» REQUIRED WORK
Copy out the listing in full, exactly as written, but not its pictures.

Stored entries:
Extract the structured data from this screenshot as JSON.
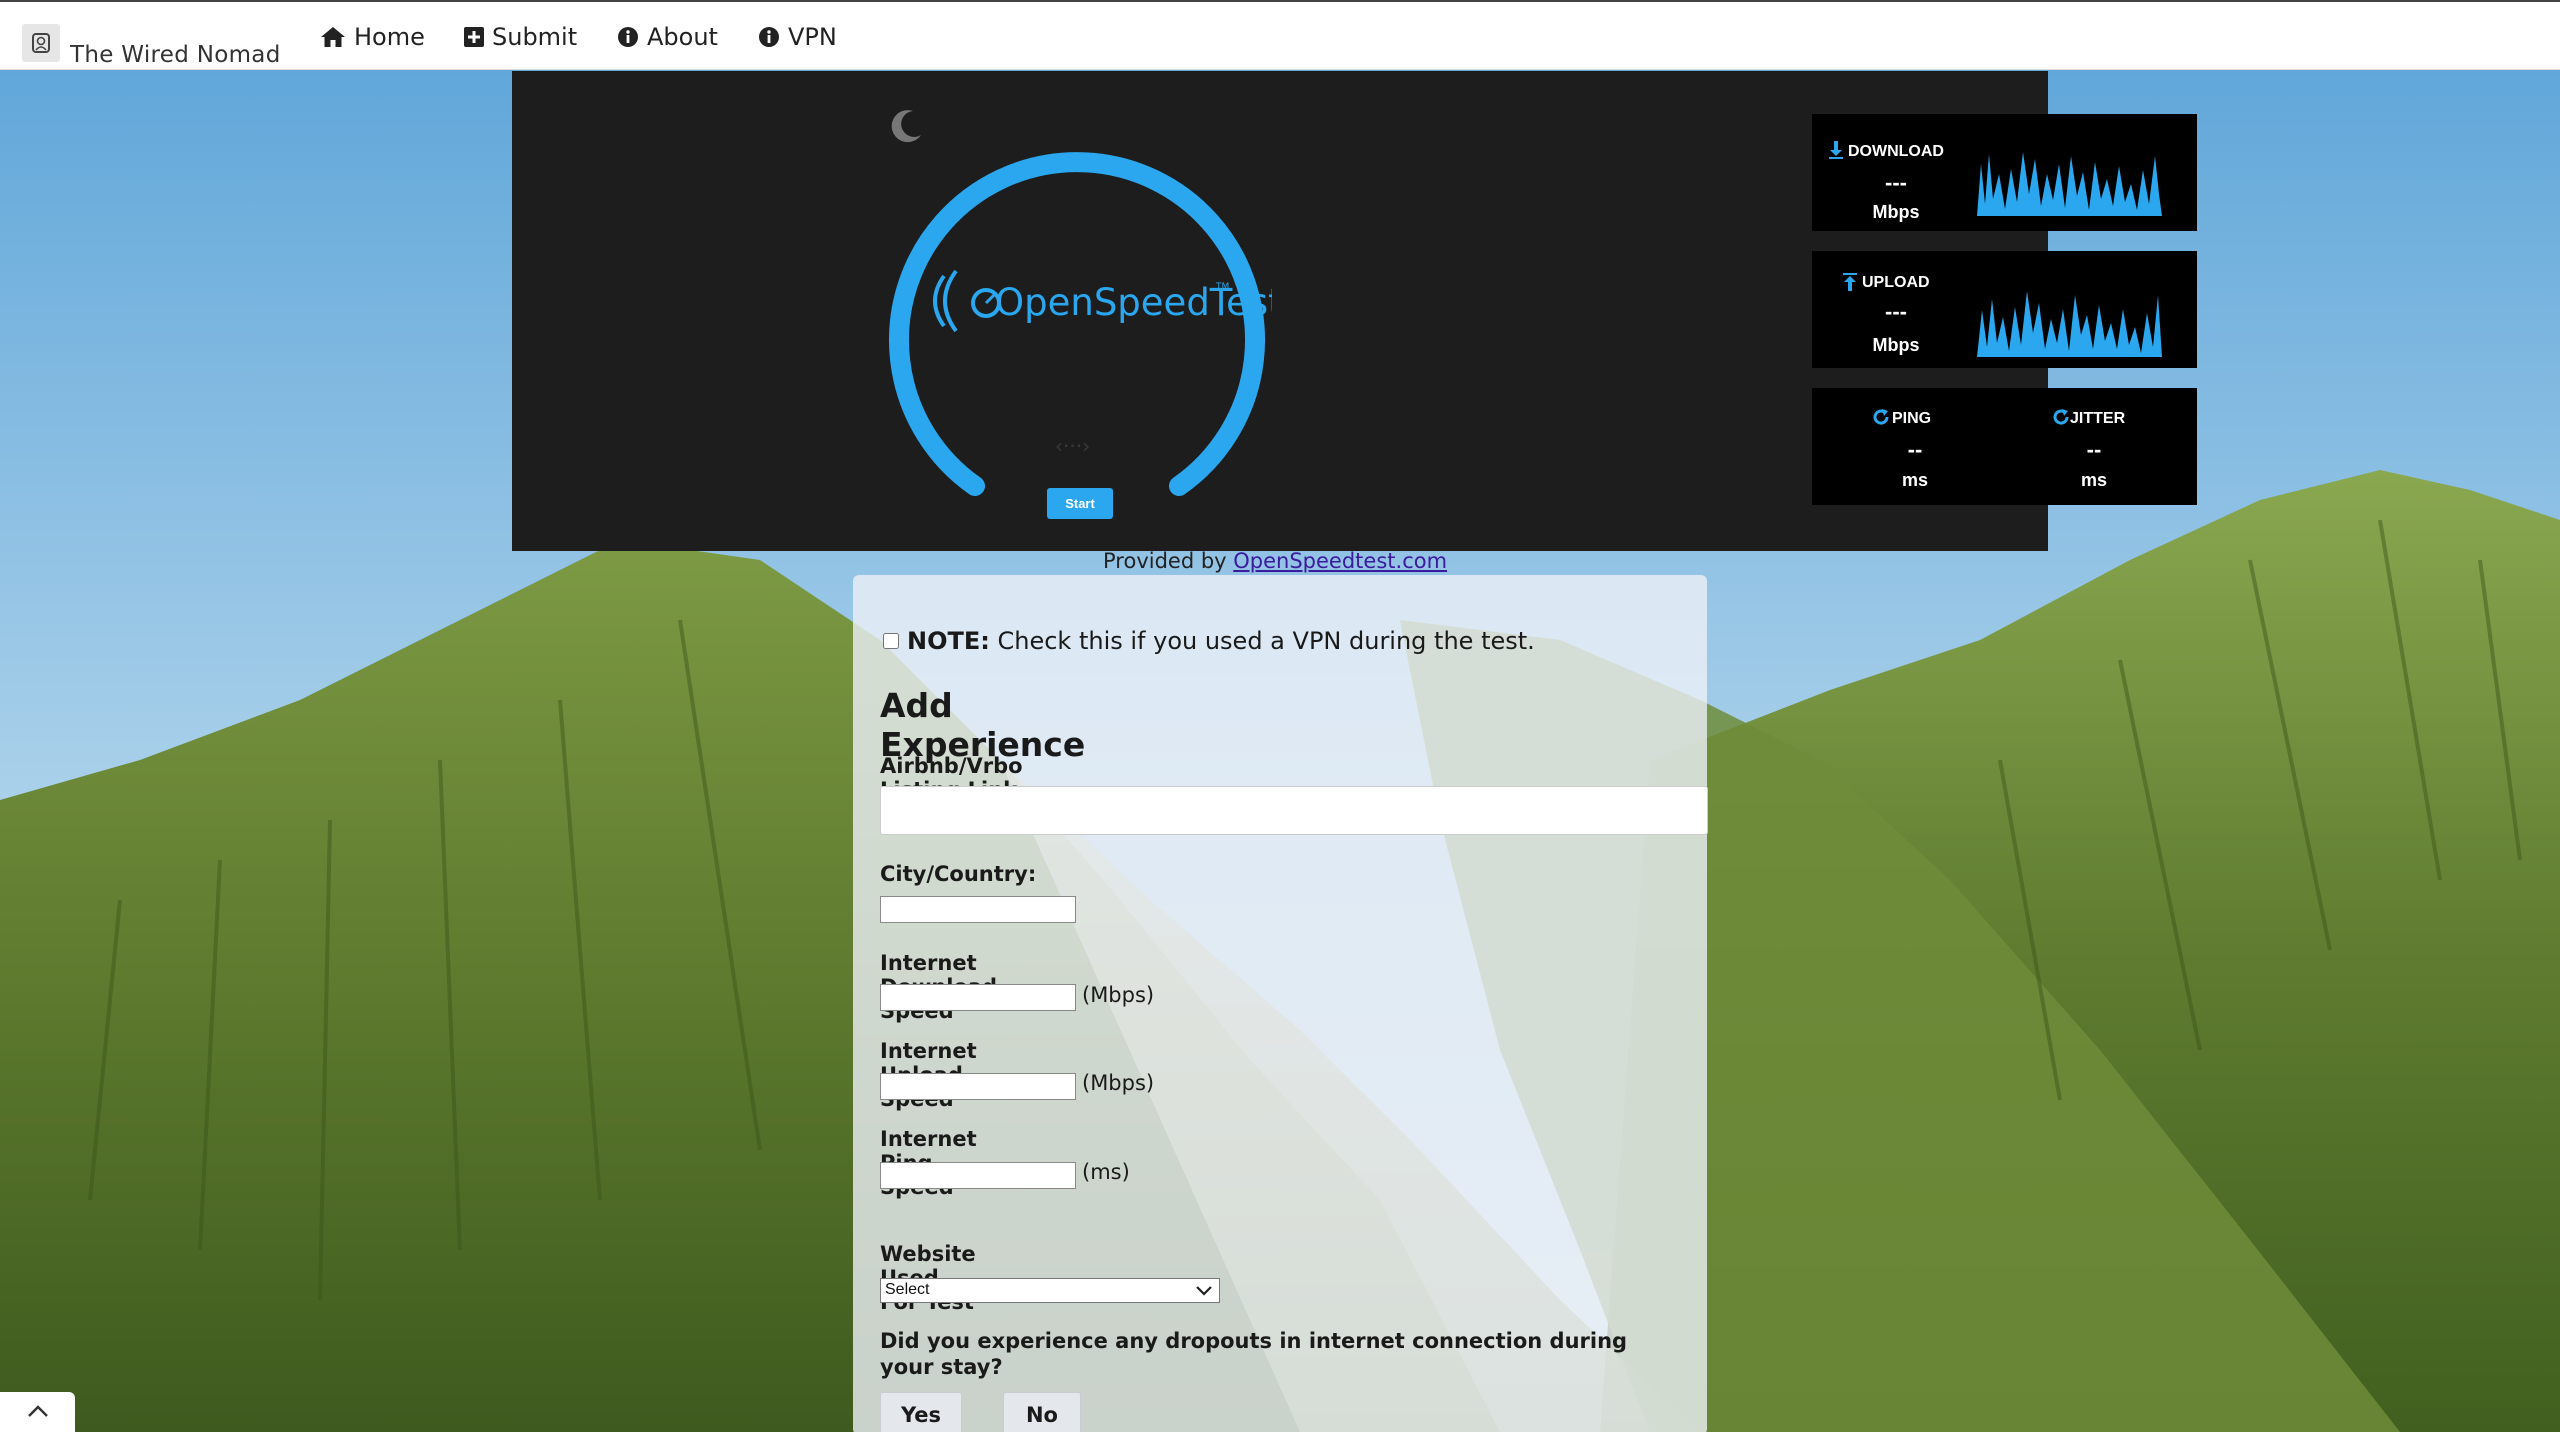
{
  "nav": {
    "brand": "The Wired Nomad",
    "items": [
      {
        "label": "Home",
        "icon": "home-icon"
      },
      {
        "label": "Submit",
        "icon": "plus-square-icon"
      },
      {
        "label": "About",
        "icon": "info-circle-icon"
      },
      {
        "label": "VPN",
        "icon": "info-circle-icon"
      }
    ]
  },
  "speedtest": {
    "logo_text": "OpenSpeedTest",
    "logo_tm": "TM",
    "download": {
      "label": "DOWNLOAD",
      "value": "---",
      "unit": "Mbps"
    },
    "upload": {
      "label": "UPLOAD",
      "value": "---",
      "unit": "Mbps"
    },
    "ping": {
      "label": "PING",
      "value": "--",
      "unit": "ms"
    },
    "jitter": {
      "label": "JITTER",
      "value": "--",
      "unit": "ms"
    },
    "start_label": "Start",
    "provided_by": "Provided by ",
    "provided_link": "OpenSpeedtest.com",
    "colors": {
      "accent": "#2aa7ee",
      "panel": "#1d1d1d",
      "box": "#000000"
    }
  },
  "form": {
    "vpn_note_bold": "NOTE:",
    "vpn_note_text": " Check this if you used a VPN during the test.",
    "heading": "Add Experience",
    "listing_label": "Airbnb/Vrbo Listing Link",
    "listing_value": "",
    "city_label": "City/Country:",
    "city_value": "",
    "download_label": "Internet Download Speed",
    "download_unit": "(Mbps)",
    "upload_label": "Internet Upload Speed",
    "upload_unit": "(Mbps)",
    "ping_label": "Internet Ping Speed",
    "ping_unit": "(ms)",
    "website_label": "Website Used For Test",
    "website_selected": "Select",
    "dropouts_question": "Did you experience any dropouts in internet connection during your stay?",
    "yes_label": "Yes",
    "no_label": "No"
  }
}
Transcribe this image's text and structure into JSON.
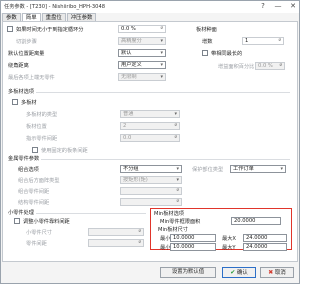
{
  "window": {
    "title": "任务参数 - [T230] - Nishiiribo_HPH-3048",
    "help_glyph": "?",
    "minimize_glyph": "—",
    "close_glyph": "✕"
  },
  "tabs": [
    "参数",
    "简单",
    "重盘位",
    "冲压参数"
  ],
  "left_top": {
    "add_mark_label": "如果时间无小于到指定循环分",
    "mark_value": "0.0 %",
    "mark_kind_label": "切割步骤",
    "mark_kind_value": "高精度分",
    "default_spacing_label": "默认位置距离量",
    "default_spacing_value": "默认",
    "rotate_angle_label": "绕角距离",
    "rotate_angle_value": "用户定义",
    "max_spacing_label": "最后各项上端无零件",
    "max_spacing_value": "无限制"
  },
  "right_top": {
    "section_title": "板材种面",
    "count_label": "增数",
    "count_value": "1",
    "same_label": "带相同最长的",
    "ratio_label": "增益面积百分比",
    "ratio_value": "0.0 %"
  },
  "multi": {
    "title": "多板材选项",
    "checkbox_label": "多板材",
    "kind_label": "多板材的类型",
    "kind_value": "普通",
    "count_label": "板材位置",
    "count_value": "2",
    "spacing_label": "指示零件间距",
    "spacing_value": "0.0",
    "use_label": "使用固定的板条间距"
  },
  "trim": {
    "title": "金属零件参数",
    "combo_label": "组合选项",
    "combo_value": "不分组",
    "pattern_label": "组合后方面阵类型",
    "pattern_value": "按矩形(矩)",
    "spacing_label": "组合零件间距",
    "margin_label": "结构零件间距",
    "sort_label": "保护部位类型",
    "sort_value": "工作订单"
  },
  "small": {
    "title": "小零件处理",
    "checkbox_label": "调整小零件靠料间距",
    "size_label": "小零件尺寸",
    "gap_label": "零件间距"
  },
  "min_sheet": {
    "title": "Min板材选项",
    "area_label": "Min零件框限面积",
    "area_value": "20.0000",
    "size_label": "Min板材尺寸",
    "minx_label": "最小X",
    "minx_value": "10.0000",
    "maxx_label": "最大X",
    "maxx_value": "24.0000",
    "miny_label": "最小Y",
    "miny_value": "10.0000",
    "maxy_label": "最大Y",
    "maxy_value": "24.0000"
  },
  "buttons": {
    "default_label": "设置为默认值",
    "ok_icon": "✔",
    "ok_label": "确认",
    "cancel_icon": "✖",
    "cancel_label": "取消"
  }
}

» THE RESPONSE
Extract the structured data from this screenshot as JSON.
{
  "nav": {
    "brand": "The Wired Nomad",
    "items": [
      {
        "label": "Home",
        "icon": "home-icon"
      },
      {
        "label": "Submit",
        "icon": "plus-square-icon"
      },
      {
        "label": "About",
        "icon": "info-circle-icon"
      },
      {
        "label": "VPN",
        "icon": "info-circle-icon"
      }
    ]
  },
  "speedtest": {
    "logo_text": "OpenSpeedTest",
    "logo_tm": "TM",
    "download": {
      "label": "DOWNLOAD",
      "value": "---",
      "unit": "Mbps"
    },
    "upload": {
      "label": "UPLOAD",
      "value": "---",
      "unit": "Mbps"
    },
    "ping": {
      "label": "PING",
      "value": "--",
      "unit": "ms"
    },
    "jitter": {
      "label": "JITTER",
      "value": "--",
      "unit": "ms"
    },
    "start_label": "Start",
    "provided_by": "Provided by ",
    "provided_link": "OpenSpeedtest.com",
    "colors": {
      "accent": "#2aa7ee",
      "panel": "#1d1d1d",
      "box": "#000000"
    }
  },
  "form": {
    "vpn_note_bold": "NOTE:",
    "vpn_note_text": " Check this if you used a VPN during the test.",
    "heading": "Add Experience",
    "listing_label": "Airbnb/Vrbo Listing Link",
    "listing_value": "",
    "city_label": "City/Country:",
    "city_value": "",
    "download_label": "Internet Download Speed",
    "download_unit": "(Mbps)",
    "upload_label": "Internet Upload Speed",
    "upload_unit": "(Mbps)",
    "ping_label": "Internet Ping Speed",
    "ping_unit": "(ms)",
    "website_label": "Website Used For Test",
    "website_selected": "Select",
    "dropouts_question": "Did you experience any dropouts in internet connection during your stay?",
    "yes_label": "Yes",
    "no_label": "No"
  }
}
Transcribe this image's text and structure into JSON.
{
  "window": {
    "title": "任务参数 - [T230] - Nishiiribo_HPH-3048",
    "help_glyph": "?",
    "minimize_glyph": "—",
    "close_glyph": "✕"
  },
  "tabs": [
    "参数",
    "简单",
    "重盘位",
    "冲压参数"
  ],
  "left_top": {
    "add_mark_label": "如果时间无小于到指定循环分",
    "mark_value": "0.0 %",
    "mark_kind_label": "切割步骤",
    "mark_kind_value": "高精度分",
    "default_spacing_label": "默认位置距离量",
    "default_spacing_value": "默认",
    "rotate_angle_label": "绕角距离",
    "rotate_angle_value": "用户定义",
    "max_spacing_label": "最后各项上端无零件",
    "max_spacing_value": "无限制"
  },
  "right_top": {
    "section_title": "板材种面",
    "count_label": "增数",
    "count_value": "1",
    "same_label": "带相同最长的",
    "ratio_label": "增益面积百分比",
    "ratio_value": "0.0 %"
  },
  "multi": {
    "title": "多板材选项",
    "checkbox_label": "多板材",
    "kind_label": "多板材的类型",
    "kind_value": "普通",
    "count_label": "板材位置",
    "count_value": "2",
    "spacing_label": "指示零件间距",
    "spacing_value": "0.0",
    "use_label": "使用固定的板条间距"
  },
  "trim": {
    "title": "金属零件参数",
    "combo_label": "组合选项",
    "combo_value": "不分组",
    "pattern_label": "组合后方面阵类型",
    "pattern_value": "按矩形(矩)",
    "spacing_label": "组合零件间距",
    "margin_label": "结构零件间距",
    "sort_label": "保护部位类型",
    "sort_value": "工作订单"
  },
  "small": {
    "title": "小零件处理",
    "checkbox_label": "调整小零件靠料间距",
    "size_label": "小零件尺寸",
    "gap_label": "零件间距"
  },
  "min_sheet": {
    "title": "Min板材选项",
    "area_label": "Min零件框限面积",
    "area_value": "20.0000",
    "size_label": "Min板材尺寸",
    "minx_label": "最小X",
    "minx_value": "10.0000",
    "maxx_label": "最大X",
    "maxx_value": "24.0000",
    "miny_label": "最小Y",
    "miny_value": "10.0000",
    "maxy_label": "最大Y",
    "maxy_value": "24.0000"
  },
  "buttons": {
    "default_label": "设置为默认值",
    "ok_icon": "✔",
    "ok_label": "确认",
    "cancel_icon": "✖",
    "cancel_label": "取消"
  }
}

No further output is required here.